▶ _WHAT TO PRODUCE_
Gather all lines from the material that contain the word "color".

┌─ RECORDS FOR PROCESSING

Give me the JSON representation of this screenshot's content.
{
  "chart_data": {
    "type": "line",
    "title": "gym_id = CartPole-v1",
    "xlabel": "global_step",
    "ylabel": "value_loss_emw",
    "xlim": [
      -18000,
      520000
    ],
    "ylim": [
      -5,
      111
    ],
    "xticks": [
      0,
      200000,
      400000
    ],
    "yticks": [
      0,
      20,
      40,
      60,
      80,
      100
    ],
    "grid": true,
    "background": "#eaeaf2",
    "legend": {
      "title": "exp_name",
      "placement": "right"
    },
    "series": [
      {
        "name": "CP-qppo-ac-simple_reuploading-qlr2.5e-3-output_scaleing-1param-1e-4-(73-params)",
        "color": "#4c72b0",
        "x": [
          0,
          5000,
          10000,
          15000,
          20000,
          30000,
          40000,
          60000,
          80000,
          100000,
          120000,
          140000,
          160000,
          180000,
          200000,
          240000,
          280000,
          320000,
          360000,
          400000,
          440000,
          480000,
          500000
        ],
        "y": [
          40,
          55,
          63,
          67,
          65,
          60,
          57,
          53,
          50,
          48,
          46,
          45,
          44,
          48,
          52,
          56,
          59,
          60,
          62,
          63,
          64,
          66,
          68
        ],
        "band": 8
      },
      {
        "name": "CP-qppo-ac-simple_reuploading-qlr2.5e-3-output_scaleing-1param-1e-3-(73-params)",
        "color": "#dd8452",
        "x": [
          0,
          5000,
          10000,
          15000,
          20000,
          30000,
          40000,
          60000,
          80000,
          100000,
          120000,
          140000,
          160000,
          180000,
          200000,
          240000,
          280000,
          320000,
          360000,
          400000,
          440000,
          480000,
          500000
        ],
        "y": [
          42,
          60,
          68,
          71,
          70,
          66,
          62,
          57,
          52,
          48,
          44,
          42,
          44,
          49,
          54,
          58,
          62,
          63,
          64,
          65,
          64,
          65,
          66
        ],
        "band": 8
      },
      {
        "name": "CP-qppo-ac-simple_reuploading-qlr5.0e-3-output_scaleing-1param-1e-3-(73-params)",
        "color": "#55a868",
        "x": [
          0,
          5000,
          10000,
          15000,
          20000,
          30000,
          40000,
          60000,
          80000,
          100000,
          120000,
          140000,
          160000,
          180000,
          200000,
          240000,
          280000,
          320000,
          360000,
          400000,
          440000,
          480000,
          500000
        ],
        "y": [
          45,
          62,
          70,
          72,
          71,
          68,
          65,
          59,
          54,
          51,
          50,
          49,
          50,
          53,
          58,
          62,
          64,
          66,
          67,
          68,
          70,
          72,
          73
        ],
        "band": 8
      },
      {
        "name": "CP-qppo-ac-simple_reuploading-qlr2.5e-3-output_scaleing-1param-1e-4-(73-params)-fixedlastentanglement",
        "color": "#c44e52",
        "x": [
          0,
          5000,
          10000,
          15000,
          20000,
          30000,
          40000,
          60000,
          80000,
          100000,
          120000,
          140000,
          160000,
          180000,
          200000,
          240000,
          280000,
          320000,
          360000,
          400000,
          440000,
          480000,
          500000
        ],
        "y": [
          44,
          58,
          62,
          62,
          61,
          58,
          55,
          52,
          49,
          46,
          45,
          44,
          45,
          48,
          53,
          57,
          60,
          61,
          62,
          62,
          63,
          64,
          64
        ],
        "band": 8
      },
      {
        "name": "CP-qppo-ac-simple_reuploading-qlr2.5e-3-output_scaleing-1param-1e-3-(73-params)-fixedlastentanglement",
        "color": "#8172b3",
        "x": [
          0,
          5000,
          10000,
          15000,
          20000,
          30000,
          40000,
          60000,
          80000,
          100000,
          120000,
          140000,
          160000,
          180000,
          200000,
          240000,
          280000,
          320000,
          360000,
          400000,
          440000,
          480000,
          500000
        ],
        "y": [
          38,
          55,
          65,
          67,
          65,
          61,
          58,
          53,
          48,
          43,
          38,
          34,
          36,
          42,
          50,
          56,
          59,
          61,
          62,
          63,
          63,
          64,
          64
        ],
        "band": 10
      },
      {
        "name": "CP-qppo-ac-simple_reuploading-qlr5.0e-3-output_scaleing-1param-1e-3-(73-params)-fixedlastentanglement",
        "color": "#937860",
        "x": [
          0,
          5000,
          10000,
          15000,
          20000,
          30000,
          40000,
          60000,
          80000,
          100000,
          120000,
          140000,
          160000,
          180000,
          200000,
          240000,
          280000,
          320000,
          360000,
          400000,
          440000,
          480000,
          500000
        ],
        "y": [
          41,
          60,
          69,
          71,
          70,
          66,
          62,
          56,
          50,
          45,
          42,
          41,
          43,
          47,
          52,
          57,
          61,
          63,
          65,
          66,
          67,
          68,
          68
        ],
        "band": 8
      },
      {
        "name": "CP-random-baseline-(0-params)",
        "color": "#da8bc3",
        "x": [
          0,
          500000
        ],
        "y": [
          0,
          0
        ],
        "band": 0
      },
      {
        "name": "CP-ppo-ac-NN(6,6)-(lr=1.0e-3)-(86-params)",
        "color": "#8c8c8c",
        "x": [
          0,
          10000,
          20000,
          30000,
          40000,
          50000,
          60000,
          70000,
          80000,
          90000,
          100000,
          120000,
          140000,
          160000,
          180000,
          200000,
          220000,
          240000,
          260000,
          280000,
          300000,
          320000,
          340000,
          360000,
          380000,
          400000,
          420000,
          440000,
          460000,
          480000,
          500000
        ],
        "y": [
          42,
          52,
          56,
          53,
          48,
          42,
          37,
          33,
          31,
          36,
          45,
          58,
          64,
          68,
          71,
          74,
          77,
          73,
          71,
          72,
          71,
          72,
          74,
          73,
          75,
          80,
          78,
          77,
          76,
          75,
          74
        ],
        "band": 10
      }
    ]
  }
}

└─

▶ _RESULT FOR THIS EXERCISE_
        "color": "#4c72b0",
        "color": "#dd8452",
        "color": "#55a868",
        "color": "#c44e52",
        "color": "#8172b3",
        "color": "#937860",
        "color": "#da8bc3",
        "color": "#8c8c8c",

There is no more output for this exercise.